— start Dataset rows —
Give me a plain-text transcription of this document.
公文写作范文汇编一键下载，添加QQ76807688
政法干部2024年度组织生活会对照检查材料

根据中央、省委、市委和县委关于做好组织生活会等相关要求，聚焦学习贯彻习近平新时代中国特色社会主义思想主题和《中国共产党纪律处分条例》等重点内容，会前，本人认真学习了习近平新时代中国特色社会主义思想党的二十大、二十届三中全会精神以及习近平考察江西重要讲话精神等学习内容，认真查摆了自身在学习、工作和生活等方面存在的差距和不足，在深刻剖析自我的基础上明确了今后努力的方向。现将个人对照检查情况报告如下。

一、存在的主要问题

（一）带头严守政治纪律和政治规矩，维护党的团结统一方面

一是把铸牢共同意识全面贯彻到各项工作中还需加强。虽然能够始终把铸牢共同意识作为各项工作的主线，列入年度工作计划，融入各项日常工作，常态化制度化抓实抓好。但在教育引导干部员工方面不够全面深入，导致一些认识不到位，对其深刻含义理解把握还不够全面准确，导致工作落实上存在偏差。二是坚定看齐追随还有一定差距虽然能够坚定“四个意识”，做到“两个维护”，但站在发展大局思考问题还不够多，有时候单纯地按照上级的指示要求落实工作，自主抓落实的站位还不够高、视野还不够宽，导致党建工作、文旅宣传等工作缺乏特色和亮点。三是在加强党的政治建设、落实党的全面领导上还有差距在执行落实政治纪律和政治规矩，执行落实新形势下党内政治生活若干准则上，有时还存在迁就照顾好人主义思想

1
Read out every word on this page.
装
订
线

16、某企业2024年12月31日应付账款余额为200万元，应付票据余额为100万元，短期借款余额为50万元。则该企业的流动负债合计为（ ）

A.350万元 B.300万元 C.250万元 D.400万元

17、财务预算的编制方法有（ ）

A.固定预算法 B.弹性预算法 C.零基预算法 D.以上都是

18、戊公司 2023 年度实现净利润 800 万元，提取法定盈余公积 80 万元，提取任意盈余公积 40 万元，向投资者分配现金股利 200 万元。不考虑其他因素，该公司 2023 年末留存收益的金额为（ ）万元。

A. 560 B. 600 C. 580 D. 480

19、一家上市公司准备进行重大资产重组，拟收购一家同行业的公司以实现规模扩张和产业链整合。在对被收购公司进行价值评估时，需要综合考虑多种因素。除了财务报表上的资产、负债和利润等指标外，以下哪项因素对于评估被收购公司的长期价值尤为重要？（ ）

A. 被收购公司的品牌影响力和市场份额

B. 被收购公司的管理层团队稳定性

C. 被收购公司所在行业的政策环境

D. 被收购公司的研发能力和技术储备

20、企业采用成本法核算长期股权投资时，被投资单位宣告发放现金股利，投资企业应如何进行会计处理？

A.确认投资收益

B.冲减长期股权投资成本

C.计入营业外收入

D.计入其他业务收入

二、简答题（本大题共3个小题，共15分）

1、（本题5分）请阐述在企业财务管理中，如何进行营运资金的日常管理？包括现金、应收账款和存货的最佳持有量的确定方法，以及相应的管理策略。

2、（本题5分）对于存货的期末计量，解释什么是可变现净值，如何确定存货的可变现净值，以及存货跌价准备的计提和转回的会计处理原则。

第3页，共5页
— end Dataset rows —
Copy out the whole listing exactly.

Give me a plain-text transcription of this document.
公文写作范文汇编一键下载，添加QQ76807688
政法干部2024年度组织生活会对照检查材料

根据中央、省委、市委和县委关于做好组织生活会等相关要求，聚焦学习贯彻习近平新时代中国特色社会主义思想主题和《中国共产党纪律处分条例》等重点内容，会前，本人认真学习了习近平新时代中国特色社会主义思想党的二十大、二十届三中全会精神以及习近平考察江西重要讲话精神等学习内容，认真查摆了自身在学习、工作和生活等方面存在的差距和不足，在深刻剖析自我的基础上明确了今后努力的方向。现将个人对照检查情况报告如下。

一、存在的主要问题

（一）带头严守政治纪律和政治规矩，维护党的团结统一方面

一是把铸牢共同意识全面贯彻到各项工作中还需加强。虽然能够始终把铸牢共同意识作为各项工作的主线，列入年度工作计划，融入各项日常工作，常态化制度化抓实抓好。但在教育引导干部员工方面不够全面深入，导致一些认识不到位，对其深刻含义理解把握还不够全面准确，导致工作落实上存在偏差。二是坚定看齐追随还有一定差距虽然能够坚定“四个意识”，做到“两个维护”，但站在发展大局思考问题还不够多，有时候单纯地按照上级的指示要求落实工作，自主抓落实的站位还不够高、视野还不够宽，导致党建工作、文旅宣传等工作缺乏特色和亮点。三是在加强党的政治建设、落实党的全面领导上还有差距在执行落实政治纪律和政治规矩，执行落实新形势下党内政治生活若干准则上，有时还存在迁就照顾好人主义思想

1
Read out every word on this page.
装
订
线

16、某企业2024年12月31日应付账款余额为200万元，应付票据余额为100万元，短期借款余额为50万元。则该企业的流动负债合计为（ ）

A.350万元 B.300万元 C.250万元 D.400万元

17、财务预算的编制方法有（ ）

A.固定预算法 B.弹性预算法 C.零基预算法 D.以上都是

18、戊公司 2023 年度实现净利润 800 万元，提取法定盈余公积 80 万元，提取任意盈余公积 40 万元，向投资者分配现金股利 200 万元。不考虑其他因素，该公司 2023 年末留存收益的金额为（ ）万元。

A. 560 B. 600 C. 580 D. 480

19、一家上市公司准备进行重大资产重组，拟收购一家同行业的公司以实现规模扩张和产业链整合。在对被收购公司进行价值评估时，需要综合考虑多种因素。除了财务报表上的资产、负债和利润等指标外，以下哪项因素对于评估被收购公司的长期价值尤为重要？（ ）

A. 被收购公司的品牌影响力和市场份额

B. 被收购公司的管理层团队稳定性

C. 被收购公司所在行业的政策环境

D. 被收购公司的研发能力和技术储备

20、企业采用成本法核算长期股权投资时，被投资单位宣告发放现金股利，投资企业应如何进行会计处理？

A.确认投资收益

B.冲减长期股权投资成本

C.计入营业外收入

D.计入其他业务收入

二、简答题（本大题共3个小题，共15分）

1、（本题5分）请阐述在企业财务管理中，如何进行营运资金的日常管理？包括现金、应收账款和存货的最佳持有量的确定方法，以及相应的管理策略。

2、（本题5分）对于存货的期末计量，解释什么是可变现净值，如何确定存货的可变现净值，以及存货跌价准备的计提和转回的会计处理原则。

第3页，共5页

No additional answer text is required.